**Task prompt**
Lines containing the word "Monday" should be extracted in full.

**Data for this exercise**
** START **

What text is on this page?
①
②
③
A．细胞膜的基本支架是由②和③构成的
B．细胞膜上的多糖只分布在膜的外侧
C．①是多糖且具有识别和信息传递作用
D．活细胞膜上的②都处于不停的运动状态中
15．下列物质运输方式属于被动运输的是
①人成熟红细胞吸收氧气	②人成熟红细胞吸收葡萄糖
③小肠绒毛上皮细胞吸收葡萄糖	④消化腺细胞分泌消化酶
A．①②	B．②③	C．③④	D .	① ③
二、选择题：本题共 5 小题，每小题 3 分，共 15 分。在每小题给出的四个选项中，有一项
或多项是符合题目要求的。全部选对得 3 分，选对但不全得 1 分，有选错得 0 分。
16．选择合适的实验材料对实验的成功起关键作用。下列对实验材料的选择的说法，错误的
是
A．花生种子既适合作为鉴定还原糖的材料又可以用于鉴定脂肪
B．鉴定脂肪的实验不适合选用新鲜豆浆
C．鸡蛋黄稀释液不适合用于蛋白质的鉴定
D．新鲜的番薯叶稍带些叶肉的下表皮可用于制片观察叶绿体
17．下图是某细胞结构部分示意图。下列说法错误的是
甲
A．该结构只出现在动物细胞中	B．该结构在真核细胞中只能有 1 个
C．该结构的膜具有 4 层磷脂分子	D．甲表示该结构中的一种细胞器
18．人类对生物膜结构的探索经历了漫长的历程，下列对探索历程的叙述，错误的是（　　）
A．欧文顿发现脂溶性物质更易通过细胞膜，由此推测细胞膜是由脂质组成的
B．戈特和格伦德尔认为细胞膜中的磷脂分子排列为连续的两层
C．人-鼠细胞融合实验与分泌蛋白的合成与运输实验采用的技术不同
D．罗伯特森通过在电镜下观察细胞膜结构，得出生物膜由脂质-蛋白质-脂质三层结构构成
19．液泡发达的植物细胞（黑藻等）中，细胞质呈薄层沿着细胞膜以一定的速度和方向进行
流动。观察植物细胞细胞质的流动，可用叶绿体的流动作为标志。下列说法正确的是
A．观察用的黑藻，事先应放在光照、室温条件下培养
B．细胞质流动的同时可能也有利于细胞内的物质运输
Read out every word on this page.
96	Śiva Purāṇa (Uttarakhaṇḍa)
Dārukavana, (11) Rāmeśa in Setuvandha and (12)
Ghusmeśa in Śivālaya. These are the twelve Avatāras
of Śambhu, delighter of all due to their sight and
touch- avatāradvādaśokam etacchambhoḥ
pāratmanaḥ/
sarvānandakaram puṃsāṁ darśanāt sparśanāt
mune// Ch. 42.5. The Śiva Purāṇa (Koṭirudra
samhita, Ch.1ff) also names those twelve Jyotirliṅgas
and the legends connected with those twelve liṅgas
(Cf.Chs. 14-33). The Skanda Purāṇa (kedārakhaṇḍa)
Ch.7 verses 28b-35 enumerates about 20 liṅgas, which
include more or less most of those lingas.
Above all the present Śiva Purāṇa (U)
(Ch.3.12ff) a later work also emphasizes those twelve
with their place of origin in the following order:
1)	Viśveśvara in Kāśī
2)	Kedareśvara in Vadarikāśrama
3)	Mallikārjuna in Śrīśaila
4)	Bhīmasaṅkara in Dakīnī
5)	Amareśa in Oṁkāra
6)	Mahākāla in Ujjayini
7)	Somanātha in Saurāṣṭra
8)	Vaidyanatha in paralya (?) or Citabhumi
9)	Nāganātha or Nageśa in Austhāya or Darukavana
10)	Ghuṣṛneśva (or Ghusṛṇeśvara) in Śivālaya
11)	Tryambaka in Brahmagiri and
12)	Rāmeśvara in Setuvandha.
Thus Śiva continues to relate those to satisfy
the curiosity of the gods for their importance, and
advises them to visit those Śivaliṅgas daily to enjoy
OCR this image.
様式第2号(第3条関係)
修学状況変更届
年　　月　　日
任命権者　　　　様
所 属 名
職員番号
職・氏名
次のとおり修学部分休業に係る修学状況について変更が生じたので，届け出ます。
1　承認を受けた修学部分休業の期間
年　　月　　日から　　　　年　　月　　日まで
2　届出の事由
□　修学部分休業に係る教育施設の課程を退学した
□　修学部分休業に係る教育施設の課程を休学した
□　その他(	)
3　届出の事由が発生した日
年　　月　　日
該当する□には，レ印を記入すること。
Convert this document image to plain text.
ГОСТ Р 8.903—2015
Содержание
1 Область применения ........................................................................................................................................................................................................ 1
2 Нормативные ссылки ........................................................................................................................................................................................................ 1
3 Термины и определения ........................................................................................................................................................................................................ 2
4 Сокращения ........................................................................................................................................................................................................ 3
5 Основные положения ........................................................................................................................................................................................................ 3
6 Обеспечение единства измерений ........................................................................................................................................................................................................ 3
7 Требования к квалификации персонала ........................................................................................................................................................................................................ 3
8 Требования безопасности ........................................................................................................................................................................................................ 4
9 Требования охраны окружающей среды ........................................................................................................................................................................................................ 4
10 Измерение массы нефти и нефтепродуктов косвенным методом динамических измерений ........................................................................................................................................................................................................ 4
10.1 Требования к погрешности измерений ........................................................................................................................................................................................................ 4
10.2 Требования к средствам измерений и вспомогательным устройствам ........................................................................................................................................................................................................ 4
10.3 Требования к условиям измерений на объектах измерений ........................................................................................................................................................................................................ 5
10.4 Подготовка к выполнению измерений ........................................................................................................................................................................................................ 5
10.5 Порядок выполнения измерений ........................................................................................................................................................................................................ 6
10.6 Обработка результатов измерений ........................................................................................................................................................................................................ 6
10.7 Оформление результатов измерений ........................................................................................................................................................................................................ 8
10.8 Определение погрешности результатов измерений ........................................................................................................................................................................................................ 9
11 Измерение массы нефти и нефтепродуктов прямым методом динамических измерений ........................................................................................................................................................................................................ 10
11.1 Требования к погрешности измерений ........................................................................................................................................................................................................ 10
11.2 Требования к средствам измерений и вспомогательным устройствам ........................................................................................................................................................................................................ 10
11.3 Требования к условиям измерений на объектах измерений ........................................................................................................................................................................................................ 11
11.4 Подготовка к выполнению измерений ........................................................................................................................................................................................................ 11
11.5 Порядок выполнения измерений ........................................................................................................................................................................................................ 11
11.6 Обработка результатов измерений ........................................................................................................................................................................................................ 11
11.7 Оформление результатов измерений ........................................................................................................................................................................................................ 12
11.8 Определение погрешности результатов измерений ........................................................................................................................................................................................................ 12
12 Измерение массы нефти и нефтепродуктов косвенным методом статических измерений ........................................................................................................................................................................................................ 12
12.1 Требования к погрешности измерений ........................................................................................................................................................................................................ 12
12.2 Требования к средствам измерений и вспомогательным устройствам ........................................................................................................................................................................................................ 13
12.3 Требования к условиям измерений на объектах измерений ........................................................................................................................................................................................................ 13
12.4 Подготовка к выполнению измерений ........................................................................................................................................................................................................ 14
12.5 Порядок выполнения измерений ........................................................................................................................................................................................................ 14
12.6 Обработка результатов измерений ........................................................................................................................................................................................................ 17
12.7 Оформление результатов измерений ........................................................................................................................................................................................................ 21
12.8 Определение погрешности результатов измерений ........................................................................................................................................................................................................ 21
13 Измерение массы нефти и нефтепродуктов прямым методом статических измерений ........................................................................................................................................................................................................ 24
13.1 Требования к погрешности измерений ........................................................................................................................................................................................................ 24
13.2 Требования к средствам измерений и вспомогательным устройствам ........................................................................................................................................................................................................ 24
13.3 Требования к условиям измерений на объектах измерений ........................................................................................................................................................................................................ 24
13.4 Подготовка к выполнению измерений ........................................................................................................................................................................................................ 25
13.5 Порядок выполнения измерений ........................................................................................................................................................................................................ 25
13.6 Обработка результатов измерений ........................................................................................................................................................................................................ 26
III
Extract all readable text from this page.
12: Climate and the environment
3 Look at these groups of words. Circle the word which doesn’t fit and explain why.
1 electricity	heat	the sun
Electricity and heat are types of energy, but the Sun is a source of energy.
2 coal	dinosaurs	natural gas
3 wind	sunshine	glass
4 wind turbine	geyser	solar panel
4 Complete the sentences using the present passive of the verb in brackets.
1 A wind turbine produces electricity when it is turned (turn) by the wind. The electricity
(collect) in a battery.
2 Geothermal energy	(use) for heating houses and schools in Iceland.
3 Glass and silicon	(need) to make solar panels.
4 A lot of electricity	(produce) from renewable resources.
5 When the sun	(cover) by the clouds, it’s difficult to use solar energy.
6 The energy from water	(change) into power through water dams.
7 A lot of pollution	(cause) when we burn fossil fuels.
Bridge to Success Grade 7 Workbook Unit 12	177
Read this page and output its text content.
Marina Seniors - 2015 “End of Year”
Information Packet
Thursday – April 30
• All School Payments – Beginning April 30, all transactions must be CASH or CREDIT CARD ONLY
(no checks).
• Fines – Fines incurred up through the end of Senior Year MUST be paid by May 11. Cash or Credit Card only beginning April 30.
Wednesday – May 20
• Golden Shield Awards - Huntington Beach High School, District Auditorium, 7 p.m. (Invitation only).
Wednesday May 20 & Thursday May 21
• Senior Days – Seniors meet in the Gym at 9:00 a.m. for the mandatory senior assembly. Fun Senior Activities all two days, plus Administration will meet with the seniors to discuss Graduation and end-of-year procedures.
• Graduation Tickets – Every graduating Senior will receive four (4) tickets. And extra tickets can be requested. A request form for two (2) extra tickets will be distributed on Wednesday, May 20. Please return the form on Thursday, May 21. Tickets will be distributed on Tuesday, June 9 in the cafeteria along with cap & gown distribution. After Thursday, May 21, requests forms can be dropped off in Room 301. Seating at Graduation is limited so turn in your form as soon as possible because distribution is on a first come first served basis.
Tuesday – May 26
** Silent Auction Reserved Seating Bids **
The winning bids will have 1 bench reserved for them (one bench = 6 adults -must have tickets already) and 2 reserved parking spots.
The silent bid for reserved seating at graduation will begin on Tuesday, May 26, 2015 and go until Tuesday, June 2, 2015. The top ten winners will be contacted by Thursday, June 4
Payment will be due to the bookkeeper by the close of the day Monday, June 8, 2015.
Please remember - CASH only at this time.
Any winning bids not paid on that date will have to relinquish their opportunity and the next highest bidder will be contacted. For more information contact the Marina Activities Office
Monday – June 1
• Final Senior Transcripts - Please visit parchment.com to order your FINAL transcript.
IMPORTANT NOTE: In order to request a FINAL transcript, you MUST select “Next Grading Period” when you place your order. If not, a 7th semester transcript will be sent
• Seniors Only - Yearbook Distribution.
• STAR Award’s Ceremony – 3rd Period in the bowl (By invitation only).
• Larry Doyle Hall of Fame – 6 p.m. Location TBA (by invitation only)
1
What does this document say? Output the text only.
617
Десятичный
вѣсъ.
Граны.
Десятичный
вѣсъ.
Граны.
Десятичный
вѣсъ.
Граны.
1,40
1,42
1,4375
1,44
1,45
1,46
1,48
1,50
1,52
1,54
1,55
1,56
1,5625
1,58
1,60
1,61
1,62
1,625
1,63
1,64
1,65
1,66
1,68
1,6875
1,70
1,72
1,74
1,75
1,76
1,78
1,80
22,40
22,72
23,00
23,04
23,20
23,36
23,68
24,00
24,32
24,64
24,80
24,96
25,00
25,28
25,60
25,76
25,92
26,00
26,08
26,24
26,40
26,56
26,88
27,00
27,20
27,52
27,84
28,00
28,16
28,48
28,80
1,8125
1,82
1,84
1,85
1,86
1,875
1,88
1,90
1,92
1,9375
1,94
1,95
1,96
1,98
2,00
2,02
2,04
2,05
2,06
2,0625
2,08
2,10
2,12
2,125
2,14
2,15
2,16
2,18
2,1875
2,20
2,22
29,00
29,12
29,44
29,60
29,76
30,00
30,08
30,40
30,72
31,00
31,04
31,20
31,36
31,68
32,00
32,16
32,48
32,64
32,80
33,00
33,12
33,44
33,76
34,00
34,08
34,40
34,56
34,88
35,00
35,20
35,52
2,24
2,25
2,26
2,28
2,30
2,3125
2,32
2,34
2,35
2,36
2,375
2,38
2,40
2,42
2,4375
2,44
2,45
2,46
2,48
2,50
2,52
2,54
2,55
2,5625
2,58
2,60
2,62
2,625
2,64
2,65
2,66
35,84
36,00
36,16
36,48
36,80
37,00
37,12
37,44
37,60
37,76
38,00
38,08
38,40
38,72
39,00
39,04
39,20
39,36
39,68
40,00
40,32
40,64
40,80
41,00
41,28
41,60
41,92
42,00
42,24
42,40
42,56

** END **

**Solution below**
Payment will be due to the bookkeeper by the close of the day Monday, June 8, 2015.
Monday – June 1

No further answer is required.